» Records about charts and figures
┌──

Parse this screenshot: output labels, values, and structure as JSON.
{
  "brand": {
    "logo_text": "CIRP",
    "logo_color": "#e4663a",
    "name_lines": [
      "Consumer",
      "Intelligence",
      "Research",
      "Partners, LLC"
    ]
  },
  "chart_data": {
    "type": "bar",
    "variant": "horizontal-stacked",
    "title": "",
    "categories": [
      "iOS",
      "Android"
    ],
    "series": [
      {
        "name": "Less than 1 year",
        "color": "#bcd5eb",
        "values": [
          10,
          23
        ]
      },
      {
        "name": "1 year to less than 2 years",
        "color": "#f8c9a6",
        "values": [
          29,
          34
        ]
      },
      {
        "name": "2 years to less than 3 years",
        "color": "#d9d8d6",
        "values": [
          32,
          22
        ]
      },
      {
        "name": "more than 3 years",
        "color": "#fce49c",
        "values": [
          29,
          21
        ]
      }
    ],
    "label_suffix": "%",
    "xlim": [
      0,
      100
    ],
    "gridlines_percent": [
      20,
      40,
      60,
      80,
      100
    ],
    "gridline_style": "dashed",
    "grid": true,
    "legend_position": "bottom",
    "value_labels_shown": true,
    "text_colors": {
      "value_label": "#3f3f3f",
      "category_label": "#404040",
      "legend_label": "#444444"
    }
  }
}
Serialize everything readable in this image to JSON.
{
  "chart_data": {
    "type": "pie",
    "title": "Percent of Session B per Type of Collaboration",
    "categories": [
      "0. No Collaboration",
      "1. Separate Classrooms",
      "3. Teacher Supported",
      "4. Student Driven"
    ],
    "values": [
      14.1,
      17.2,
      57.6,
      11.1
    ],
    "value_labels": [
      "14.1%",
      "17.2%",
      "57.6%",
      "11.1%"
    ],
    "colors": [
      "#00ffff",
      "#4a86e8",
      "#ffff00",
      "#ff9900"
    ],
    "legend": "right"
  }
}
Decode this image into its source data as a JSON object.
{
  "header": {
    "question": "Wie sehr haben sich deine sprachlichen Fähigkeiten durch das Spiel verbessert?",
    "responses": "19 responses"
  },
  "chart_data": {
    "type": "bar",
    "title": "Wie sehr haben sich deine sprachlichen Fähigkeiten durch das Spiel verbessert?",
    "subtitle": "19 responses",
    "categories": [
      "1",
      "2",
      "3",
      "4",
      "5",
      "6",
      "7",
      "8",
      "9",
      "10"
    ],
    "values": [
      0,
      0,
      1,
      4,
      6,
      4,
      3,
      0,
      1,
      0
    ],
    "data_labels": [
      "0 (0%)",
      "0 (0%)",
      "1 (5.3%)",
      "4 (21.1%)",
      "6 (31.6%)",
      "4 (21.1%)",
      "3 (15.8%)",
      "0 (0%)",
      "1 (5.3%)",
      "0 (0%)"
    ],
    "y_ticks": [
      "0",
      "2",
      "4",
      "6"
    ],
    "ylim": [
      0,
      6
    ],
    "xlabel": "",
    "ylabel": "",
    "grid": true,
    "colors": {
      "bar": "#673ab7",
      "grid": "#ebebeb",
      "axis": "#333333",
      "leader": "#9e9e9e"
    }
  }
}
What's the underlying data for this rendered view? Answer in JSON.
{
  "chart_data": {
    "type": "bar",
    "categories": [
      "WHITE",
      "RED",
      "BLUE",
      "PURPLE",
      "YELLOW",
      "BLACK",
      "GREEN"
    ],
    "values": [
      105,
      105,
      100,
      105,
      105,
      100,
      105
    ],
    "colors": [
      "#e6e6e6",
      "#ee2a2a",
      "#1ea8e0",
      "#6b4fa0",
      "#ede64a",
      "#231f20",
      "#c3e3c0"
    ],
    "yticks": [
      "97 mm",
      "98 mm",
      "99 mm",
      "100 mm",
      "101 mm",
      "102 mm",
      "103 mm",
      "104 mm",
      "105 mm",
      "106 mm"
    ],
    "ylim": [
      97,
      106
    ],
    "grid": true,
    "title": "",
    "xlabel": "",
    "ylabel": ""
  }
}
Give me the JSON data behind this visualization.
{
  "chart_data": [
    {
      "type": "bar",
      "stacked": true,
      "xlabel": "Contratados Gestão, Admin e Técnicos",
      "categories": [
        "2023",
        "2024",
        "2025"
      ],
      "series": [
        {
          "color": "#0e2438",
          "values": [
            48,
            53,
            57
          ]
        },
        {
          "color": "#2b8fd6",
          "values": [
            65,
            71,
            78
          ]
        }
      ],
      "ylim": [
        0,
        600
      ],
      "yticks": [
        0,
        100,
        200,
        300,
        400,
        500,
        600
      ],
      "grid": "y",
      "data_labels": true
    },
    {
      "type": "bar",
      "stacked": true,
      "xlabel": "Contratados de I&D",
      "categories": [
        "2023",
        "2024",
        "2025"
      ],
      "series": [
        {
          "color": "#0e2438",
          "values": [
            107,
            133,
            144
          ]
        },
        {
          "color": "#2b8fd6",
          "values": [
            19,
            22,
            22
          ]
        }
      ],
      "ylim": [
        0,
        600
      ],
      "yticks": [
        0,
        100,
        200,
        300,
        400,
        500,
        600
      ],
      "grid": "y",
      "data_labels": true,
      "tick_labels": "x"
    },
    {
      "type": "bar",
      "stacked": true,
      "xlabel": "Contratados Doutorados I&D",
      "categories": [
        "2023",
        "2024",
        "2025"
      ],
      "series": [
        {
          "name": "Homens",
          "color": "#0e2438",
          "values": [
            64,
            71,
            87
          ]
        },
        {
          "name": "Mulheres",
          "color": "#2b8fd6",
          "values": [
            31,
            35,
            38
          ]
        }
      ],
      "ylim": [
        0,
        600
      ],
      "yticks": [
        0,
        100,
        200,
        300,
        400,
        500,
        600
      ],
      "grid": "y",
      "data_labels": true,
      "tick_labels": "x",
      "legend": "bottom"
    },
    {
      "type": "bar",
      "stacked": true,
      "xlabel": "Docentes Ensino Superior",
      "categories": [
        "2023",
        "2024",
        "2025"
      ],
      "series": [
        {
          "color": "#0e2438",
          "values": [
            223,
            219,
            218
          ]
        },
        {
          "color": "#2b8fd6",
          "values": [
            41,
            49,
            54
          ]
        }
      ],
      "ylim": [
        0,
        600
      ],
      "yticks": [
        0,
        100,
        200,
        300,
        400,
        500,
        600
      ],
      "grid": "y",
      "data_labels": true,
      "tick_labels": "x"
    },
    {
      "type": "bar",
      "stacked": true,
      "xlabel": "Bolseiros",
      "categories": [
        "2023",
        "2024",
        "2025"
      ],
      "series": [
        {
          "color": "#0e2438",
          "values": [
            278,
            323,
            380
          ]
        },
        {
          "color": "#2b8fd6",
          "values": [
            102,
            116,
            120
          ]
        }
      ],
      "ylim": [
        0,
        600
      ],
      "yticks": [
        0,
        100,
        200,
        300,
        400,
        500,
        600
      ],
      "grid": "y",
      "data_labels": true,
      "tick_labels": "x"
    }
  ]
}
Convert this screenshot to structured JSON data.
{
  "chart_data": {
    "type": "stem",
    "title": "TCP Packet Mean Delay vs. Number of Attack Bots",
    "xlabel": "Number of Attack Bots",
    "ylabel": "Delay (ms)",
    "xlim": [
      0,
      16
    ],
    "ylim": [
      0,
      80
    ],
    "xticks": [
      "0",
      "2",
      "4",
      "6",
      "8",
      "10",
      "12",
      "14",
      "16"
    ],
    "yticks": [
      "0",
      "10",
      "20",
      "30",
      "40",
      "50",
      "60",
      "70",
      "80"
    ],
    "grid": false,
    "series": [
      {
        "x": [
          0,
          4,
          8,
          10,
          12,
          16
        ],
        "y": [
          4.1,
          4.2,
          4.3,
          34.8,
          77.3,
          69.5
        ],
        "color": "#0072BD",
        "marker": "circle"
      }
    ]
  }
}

└──

» Problem to solve
Please copy out each record, character for character.

» Result
Parse this screenshot: output labels, values, and structure as JSON.
{
  "brand": {
    "logo_text": "CIRP",
    "logo_color": "#e4663a",
    "name_lines": [
      "Consumer",
      "Intelligence",
      "Research",
      "Partners, LLC"
    ]
  },
  "chart_data": {
    "type": "bar",
    "variant": "horizontal-stacked",
    "title": "",
    "categories": [
      "iOS",
      "Android"
    ],
    "series": [
      {
        "name": "Less than 1 year",
        "color": "#bcd5eb",
        "values": [
          10,
          23
        ]
      },
      {
        "name": "1 year to less than 2 years",
        "color": "#f8c9a6",
        "values": [
          29,
          34
        ]
      },
      {
        "name": "2 years to less than 3 years",
        "color": "#d9d8d6",
        "values": [
          32,
          22
        ]
      },
      {
        "name": "more than 3 years",
        "color": "#fce49c",
        "values": [
          29,
          21
        ]
      }
    ],
    "label_suffix": "%",
    "xlim": [
      0,
      100
    ],
    "gridlines_percent": [
      20,
      40,
      60,
      80,
      100
    ],
    "gridline_style": "dashed",
    "grid": true,
    "legend_position": "bottom",
    "value_labels_shown": true,
    "text_colors": {
      "value_label": "#3f3f3f",
      "category_label": "#404040",
      "legend_label": "#444444"
    }
  }
}
Serialize everything readable in this image to JSON.
{
  "chart_data": {
    "type": "pie",
    "title": "Percent of Session B per Type of Collaboration",
    "categories": [
      "0. No Collaboration",
      "1. Separate Classrooms",
      "3. Teacher Supported",
      "4. Student Driven"
    ],
    "values": [
      14.1,
      17.2,
      57.6,
      11.1
    ],
    "value_labels": [
      "14.1%",
      "17.2%",
      "57.6%",
      "11.1%"
    ],
    "colors": [
      "#00ffff",
      "#4a86e8",
      "#ffff00",
      "#ff9900"
    ],
    "legend": "right"
  }
}
Decode this image into its source data as a JSON object.
{
  "header": {
    "question": "Wie sehr haben sich deine sprachlichen Fähigkeiten durch das Spiel verbessert?",
    "responses": "19 responses"
  },
  "chart_data": {
    "type": "bar",
    "title": "Wie sehr haben sich deine sprachlichen Fähigkeiten durch das Spiel verbessert?",
    "subtitle": "19 responses",
    "categories": [
      "1",
      "2",
      "3",
      "4",
      "5",
      "6",
      "7",
      "8",
      "9",
      "10"
    ],
    "values": [
      0,
      0,
      1,
      4,
      6,
      4,
      3,
      0,
      1,
      0
    ],
    "data_labels": [
      "0 (0%)",
      "0 (0%)",
      "1 (5.3%)",
      "4 (21.1%)",
      "6 (31.6%)",
      "4 (21.1%)",
      "3 (15.8%)",
      "0 (0%)",
      "1 (5.3%)",
      "0 (0%)"
    ],
    "y_ticks": [
      "0",
      "2",
      "4",
      "6"
    ],
    "ylim": [
      0,
      6
    ],
    "xlabel": "",
    "ylabel": "",
    "grid": true,
    "colors": {
      "bar": "#673ab7",
      "grid": "#ebebeb",
      "axis": "#333333",
      "leader": "#9e9e9e"
    }
  }
}
What's the underlying data for this rendered view? Answer in JSON.
{
  "chart_data": {
    "type": "bar",
    "categories": [
      "WHITE",
      "RED",
      "BLUE",
      "PURPLE",
      "YELLOW",
      "BLACK",
      "GREEN"
    ],
    "values": [
      105,
      105,
      100,
      105,
      105,
      100,
      105
    ],
    "colors": [
      "#e6e6e6",
      "#ee2a2a",
      "#1ea8e0",
      "#6b4fa0",
      "#ede64a",
      "#231f20",
      "#c3e3c0"
    ],
    "yticks": [
      "97 mm",
      "98 mm",
      "99 mm",
      "100 mm",
      "101 mm",
      "102 mm",
      "103 mm",
      "104 mm",
      "105 mm",
      "106 mm"
    ],
    "ylim": [
      97,
      106
    ],
    "grid": true,
    "title": "",
    "xlabel": "",
    "ylabel": ""
  }
}
Give me the JSON data behind this visualization.
{
  "chart_data": [
    {
      "type": "bar",
      "stacked": true,
      "xlabel": "Contratados Gestão, Admin e Técnicos",
      "categories": [
        "2023",
        "2024",
        "2025"
      ],
      "series": [
        {
          "color": "#0e2438",
          "values": [
            48,
            53,
            57
          ]
        },
        {
          "color": "#2b8fd6",
          "values": [
            65,
            71,
            78
          ]
        }
      ],
      "ylim": [
        0,
        600
      ],
      "yticks": [
        0,
        100,
        200,
        300,
        400,
        500,
        600
      ],
      "grid": "y",
      "data_labels": true
    },
    {
      "type": "bar",
      "stacked": true,
      "xlabel": "Contratados de I&D",
      "categories": [
        "2023",
        "2024",
        "2025"
      ],
      "series": [
        {
          "color": "#0e2438",
          "values": [
            107,
            133,
            144
          ]
        },
        {
          "color": "#2b8fd6",
          "values": [
            19,
            22,
            22
          ]
        }
      ],
      "ylim": [
        0,
        600
      ],
      "yticks": [
        0,
        100,
        200,
        300,
        400,
        500,
        600
      ],
      "grid": "y",
      "data_labels": true,
      "tick_labels": "x"
    },
    {
      "type": "bar",
      "stacked": true,
      "xlabel": "Contratados Doutorados I&D",
      "categories": [
        "2023",
        "2024",
        "2025"
      ],
      "series": [
        {
          "name": "Homens",
          "color": "#0e2438",
          "values": [
            64,
            71,
            87
          ]
        },
        {
          "name": "Mulheres",
          "color": "#2b8fd6",
          "values": [
            31,
            35,
            38
          ]
        }
      ],
      "ylim": [
        0,
        600
      ],
      "yticks": [
        0,
        100,
        200,
        300,
        400,
        500,
        600
      ],
      "grid": "y",
      "data_labels": true,
      "tick_labels": "x",
      "legend": "bottom"
    },
    {
      "type": "bar",
      "stacked": true,
      "xlabel": "Docentes Ensino Superior",
      "categories": [
        "2023",
        "2024",
        "2025"
      ],
      "series": [
        {
          "color": "#0e2438",
          "values": [
            223,
            219,
            218
          ]
        },
        {
          "color": "#2b8fd6",
          "values": [
            41,
            49,
            54
          ]
        }
      ],
      "ylim": [
        0,
        600
      ],
      "yticks": [
        0,
        100,
        200,
        300,
        400,
        500,
        600
      ],
      "grid": "y",
      "data_labels": true,
      "tick_labels": "x"
    },
    {
      "type": "bar",
      "stacked": true,
      "xlabel": "Bolseiros",
      "categories": [
        "2023",
        "2024",
        "2025"
      ],
      "series": [
        {
          "color": "#0e2438",
          "values": [
            278,
            323,
            380
          ]
        },
        {
          "color": "#2b8fd6",
          "values": [
            102,
            116,
            120
          ]
        }
      ],
      "ylim": [
        0,
        600
      ],
      "yticks": [
        0,
        100,
        200,
        300,
        400,
        500,
        600
      ],
      "grid": "y",
      "data_labels": true,
      "tick_labels": "x"
    }
  ]
}
Convert this screenshot to structured JSON data.
{
  "chart_data": {
    "type": "stem",
    "title": "TCP Packet Mean Delay vs. Number of Attack Bots",
    "xlabel": "Number of Attack Bots",
    "ylabel": "Delay (ms)",
    "xlim": [
      0,
      16
    ],
    "ylim": [
      0,
      80
    ],
    "xticks": [
      "0",
      "2",
      "4",
      "6",
      "8",
      "10",
      "12",
      "14",
      "16"
    ],
    "yticks": [
      "0",
      "10",
      "20",
      "30",
      "40",
      "50",
      "60",
      "70",
      "80"
    ],
    "grid": false,
    "series": [
      {
        "x": [
          0,
          4,
          8,
          10,
          12,
          16
        ],
        "y": [
          4.1,
          4.2,
          4.3,
          34.8,
          77.3,
          69.5
        ],
        "color": "#0072BD",
        "marker": "circle"
      }
    ]
  }
}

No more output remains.